* **Request**
Copy every line from the material below that holds "sind".
___
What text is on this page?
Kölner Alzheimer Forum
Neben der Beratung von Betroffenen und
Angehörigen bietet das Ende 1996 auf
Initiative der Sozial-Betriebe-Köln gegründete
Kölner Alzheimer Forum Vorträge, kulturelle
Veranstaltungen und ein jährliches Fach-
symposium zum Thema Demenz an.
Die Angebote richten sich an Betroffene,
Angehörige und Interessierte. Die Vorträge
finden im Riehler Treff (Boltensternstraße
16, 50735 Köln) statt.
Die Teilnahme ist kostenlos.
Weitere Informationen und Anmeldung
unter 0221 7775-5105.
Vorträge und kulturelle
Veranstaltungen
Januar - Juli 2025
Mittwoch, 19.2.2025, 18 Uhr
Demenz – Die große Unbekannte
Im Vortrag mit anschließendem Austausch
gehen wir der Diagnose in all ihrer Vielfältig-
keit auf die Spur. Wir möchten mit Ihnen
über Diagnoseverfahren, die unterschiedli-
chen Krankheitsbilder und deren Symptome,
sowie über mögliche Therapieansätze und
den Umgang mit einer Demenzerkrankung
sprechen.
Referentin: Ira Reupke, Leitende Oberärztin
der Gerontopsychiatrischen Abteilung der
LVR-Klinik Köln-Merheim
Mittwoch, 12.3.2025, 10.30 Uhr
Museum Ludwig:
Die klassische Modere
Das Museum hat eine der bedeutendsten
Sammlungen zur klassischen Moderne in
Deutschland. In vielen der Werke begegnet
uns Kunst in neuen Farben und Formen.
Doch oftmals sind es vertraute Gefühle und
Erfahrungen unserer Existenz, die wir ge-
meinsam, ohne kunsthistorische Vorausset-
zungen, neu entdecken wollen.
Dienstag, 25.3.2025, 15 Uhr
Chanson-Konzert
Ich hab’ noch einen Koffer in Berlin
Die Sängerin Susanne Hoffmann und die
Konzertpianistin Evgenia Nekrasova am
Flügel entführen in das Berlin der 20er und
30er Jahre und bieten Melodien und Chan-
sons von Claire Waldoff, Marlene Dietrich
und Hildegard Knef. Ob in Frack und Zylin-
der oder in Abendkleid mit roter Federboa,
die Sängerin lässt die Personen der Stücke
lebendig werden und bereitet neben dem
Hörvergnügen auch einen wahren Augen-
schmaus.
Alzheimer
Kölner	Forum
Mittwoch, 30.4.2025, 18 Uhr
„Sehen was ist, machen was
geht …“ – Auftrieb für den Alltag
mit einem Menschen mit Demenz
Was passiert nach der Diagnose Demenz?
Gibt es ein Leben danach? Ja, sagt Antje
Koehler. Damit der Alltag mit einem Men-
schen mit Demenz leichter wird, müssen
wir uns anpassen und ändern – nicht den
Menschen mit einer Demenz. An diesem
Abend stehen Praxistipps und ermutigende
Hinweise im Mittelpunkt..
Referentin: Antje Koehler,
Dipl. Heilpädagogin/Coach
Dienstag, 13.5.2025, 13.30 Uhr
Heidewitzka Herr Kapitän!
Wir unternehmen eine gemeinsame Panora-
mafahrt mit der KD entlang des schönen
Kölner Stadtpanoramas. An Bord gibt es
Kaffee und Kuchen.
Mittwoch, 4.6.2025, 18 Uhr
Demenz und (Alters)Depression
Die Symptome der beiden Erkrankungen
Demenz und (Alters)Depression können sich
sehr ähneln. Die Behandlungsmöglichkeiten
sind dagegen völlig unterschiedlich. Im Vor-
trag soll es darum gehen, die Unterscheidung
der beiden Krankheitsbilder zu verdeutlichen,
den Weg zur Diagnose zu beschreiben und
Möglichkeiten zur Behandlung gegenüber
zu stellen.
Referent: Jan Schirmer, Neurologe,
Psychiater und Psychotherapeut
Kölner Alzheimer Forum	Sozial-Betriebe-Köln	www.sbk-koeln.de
___
* **Answer in full**
Doch oftmals sind es vertraute Gefühle und
sind dagegen völlig unterschiedlich. Im Vor-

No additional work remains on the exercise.